(Region annotation records)
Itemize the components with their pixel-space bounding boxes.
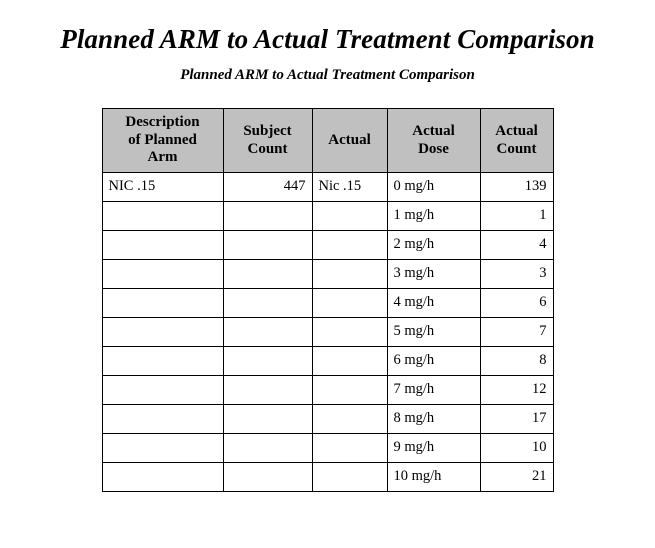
cell-actual-dose: 7 mg/h — [387, 376, 480, 405]
cell-actual-dose: 9 mg/h — [387, 434, 480, 463]
cell-actual-count: 4 — [480, 231, 553, 260]
table-row — [102, 173, 553, 202]
cell-actual-count: 3 — [480, 260, 553, 289]
column-header-actual-dose-line2: Dose — [418, 140, 449, 157]
cell-actual-count: 8 — [480, 347, 553, 376]
cell-actual — [312, 376, 387, 405]
cell-subject-count — [223, 405, 312, 434]
table-row — [102, 318, 553, 347]
cell-actual-dose: 6 mg/h — [387, 347, 480, 376]
column-header-description — [102, 109, 223, 173]
cell-actual — [312, 318, 387, 347]
column-header-description-line3: Arm — [147, 149, 178, 166]
column-header-subject-count-line1: Subject — [243, 122, 292, 139]
column-header-description-line1: Description — [125, 114, 200, 130]
cell-actual-dose: 3 mg/h — [387, 260, 480, 289]
table-row — [102, 376, 553, 405]
column-header-actual-dose-line1: Actual — [412, 122, 455, 139]
column-header-actual — [312, 109, 387, 173]
table-row — [102, 434, 553, 463]
cell-actual-count: 21 — [480, 463, 553, 492]
page-subtitle: Planned ARM to Actual Treatment Comparison — [180, 67, 475, 83]
cell-actual-dose: 1 mg/h — [387, 202, 480, 231]
cell-actual-dose: 10 mg/h — [387, 463, 480, 492]
cell-actual-count: 7 — [480, 318, 553, 347]
cell-actual-count: 139 — [480, 173, 553, 202]
table-row — [102, 463, 553, 492]
cell-description — [102, 318, 223, 347]
column-header-actual-line1: Actual — [328, 131, 371, 148]
cell-subject-count — [223, 347, 312, 376]
cell-description — [102, 405, 223, 434]
cell-actual — [312, 347, 387, 376]
cell-actual-dose: 5 mg/h — [387, 318, 480, 347]
cell-actual-count: 12 — [480, 376, 553, 405]
cell-description — [102, 231, 223, 260]
column-header-subject-count-line2: Count — [247, 140, 288, 157]
cell-subject-count — [223, 202, 312, 231]
cell-actual-count: 17 — [480, 405, 553, 434]
cell-actual — [312, 260, 387, 289]
column-header-actual-dose — [387, 109, 480, 173]
cell-subject-count — [223, 463, 312, 492]
cell-subject-count — [223, 231, 312, 260]
cell-actual-dose: 2 mg/h — [387, 231, 480, 260]
cell-actual-dose: 4 mg/h — [387, 289, 480, 318]
cell-actual — [312, 463, 387, 492]
cell-actual-count: 10 — [480, 434, 553, 463]
cell-description — [102, 434, 223, 463]
cell-actual — [312, 289, 387, 318]
table-container — [0, 108, 655, 492]
table-row — [102, 289, 553, 318]
cell-actual-count: 1 — [480, 202, 553, 231]
cell-actual-dose: 8 mg/h — [387, 405, 480, 434]
cell-actual: Nic .15 — [312, 173, 387, 202]
cell-actual — [312, 405, 387, 434]
table-body — [102, 173, 553, 492]
column-header-actual-count-line1: Actual — [495, 122, 538, 139]
cell-subject-count — [223, 289, 312, 318]
cell-description — [102, 260, 223, 289]
table-header — [102, 109, 553, 173]
cell-actual-dose: 0 mg/h — [387, 173, 480, 202]
cell-subject-count — [223, 318, 312, 347]
page-title: Planned ARM to Actual Treatment Comparison — [60, 24, 595, 54]
cell-actual-count: 6 — [480, 289, 553, 318]
column-header-actual-count-line2: Count — [496, 140, 537, 157]
cell-actual — [312, 434, 387, 463]
cell-subject-count — [223, 376, 312, 405]
cell-subject-count: 447 — [223, 173, 312, 202]
cell-description — [102, 376, 223, 405]
cell-subject-count — [223, 434, 312, 463]
table-row — [102, 347, 553, 376]
cell-actual — [312, 202, 387, 231]
column-header-description-line2: of Planned — [128, 131, 197, 148]
cell-description — [102, 347, 223, 376]
cell-actual — [312, 231, 387, 260]
cell-subject-count — [223, 260, 312, 289]
table-header-row — [102, 109, 553, 173]
table-row — [102, 202, 553, 231]
column-header-actual-count — [480, 109, 553, 173]
cell-description — [102, 463, 223, 492]
table-row — [102, 405, 553, 434]
cell-description — [102, 202, 223, 231]
column-header-subject-count — [223, 109, 312, 173]
cell-description: NIC .15 — [102, 173, 223, 202]
treatment-comparison-table — [102, 108, 554, 492]
cell-description — [102, 289, 223, 318]
table-row — [102, 231, 553, 260]
table-row — [102, 260, 553, 289]
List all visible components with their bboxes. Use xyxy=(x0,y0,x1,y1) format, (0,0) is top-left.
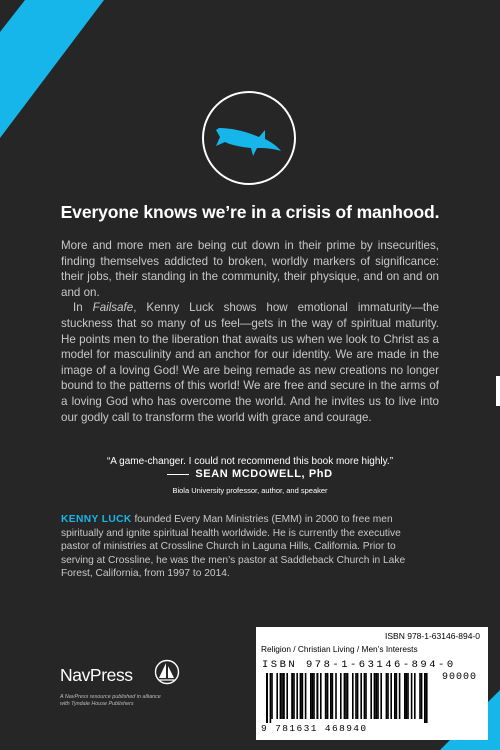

• [DIRECTION]:
Rewrite the items above with "table-row" replaced by "data-row" everywhere, leaving everything else unchanged. Omit the pictures from your answer.

• [TASK RESULT]:
Itemize the components with their pixel-space bounding boxes.
cell-actual-dose: 7 mg/h — [387, 376, 480, 405]
cell-actual-dose: 9 mg/h — [387, 434, 480, 463]
cell-actual-count: 4 — [480, 231, 553, 260]
data-row — [102, 173, 553, 202]
cell-actual-count: 3 — [480, 260, 553, 289]
column-header-actual-dose-line2: Dose — [418, 140, 449, 157]
cell-actual-count: 8 — [480, 347, 553, 376]
cell-actual — [312, 376, 387, 405]
cell-subject-count — [223, 405, 312, 434]
data-row — [102, 318, 553, 347]
cell-actual-dose: 6 mg/h — [387, 347, 480, 376]
column-header-description — [102, 109, 223, 173]
cell-actual — [312, 318, 387, 347]
column-header-description-line3: Arm — [147, 149, 178, 166]
column-header-subject-count-line1: Subject — [243, 122, 292, 139]
column-header-description-line1: Description — [125, 114, 200, 130]
cell-actual-dose: 3 mg/h — [387, 260, 480, 289]
data-row — [102, 376, 553, 405]
column-header-actual-dose-line1: Actual — [412, 122, 455, 139]
column-header-actual — [312, 109, 387, 173]
data-row — [102, 434, 553, 463]
cell-actual-count: 21 — [480, 463, 553, 492]
page-subtitle: Planned ARM to Actual Treatment Comparison — [180, 67, 475, 83]
cell-actual-dose: 1 mg/h — [387, 202, 480, 231]
cell-actual-dose: 10 mg/h — [387, 463, 480, 492]
cell-actual-count: 7 — [480, 318, 553, 347]
cell-actual-count: 139 — [480, 173, 553, 202]
data-row — [102, 463, 553, 492]
cell-description — [102, 318, 223, 347]
column-header-actual-line1: Actual — [328, 131, 371, 148]
cell-subject-count — [223, 347, 312, 376]
cell-description — [102, 405, 223, 434]
cell-actual — [312, 347, 387, 376]
cell-actual-dose: 5 mg/h — [387, 318, 480, 347]
cell-actual-count: 12 — [480, 376, 553, 405]
cell-description — [102, 231, 223, 260]
column-header-subject-count-line2: Count — [247, 140, 288, 157]
cell-subject-count — [223, 202, 312, 231]
cell-actual-count: 17 — [480, 405, 553, 434]
cell-actual — [312, 260, 387, 289]
column-header-actual-dose — [387, 109, 480, 173]
cell-subject-count — [223, 463, 312, 492]
cell-subject-count — [223, 231, 312, 260]
cell-actual-dose: 2 mg/h — [387, 231, 480, 260]
cell-actual-dose: 4 mg/h — [387, 289, 480, 318]
cell-actual — [312, 463, 387, 492]
cell-actual-count: 10 — [480, 434, 553, 463]
cell-description — [102, 434, 223, 463]
cell-actual — [312, 289, 387, 318]
table-container — [0, 108, 655, 492]
data-row — [102, 289, 553, 318]
cell-actual-count: 1 — [480, 202, 553, 231]
cell-actual-dose: 8 mg/h — [387, 405, 480, 434]
cell-actual: Nic .15 — [312, 173, 387, 202]
cell-actual — [312, 405, 387, 434]
table-body — [102, 173, 553, 492]
column-header-actual-count-line1: Actual — [495, 122, 538, 139]
cell-subject-count — [223, 289, 312, 318]
cell-description — [102, 260, 223, 289]
table-header — [102, 109, 553, 173]
cell-actual-dose: 0 mg/h — [387, 173, 480, 202]
cell-subject-count — [223, 318, 312, 347]
page-title: Planned ARM to Actual Treatment Comparison — [60, 24, 595, 54]
cell-actual-count: 6 — [480, 289, 553, 318]
column-header-actual-count-line2: Count — [496, 140, 537, 157]
cell-actual — [312, 434, 387, 463]
cell-subject-count — [223, 376, 312, 405]
cell-subject-count: 447 — [223, 173, 312, 202]
cell-description — [102, 376, 223, 405]
cell-subject-count — [223, 434, 312, 463]
data-row — [102, 347, 553, 376]
cell-actual — [312, 202, 387, 231]
column-header-description-line2: of Planned — [128, 131, 197, 148]
cell-description — [102, 347, 223, 376]
cell-actual — [312, 231, 387, 260]
cell-subject-count — [223, 260, 312, 289]
table-header-row — [102, 109, 553, 173]
data-row — [102, 202, 553, 231]
column-header-actual-count — [480, 109, 553, 173]
cell-description — [102, 463, 223, 492]
data-row — [102, 405, 553, 434]
cell-description — [102, 202, 223, 231]
column-header-subject-count — [223, 109, 312, 173]
cell-description: NIC .15 — [102, 173, 223, 202]
treatment-comparison-table — [102, 108, 554, 492]
cell-description — [102, 289, 223, 318]
data-row — [102, 231, 553, 260]
data-row — [102, 260, 553, 289]
List all visible components with their bboxes. Use xyxy=(x0,y0,x1,y1) format, (0,0) is top-left.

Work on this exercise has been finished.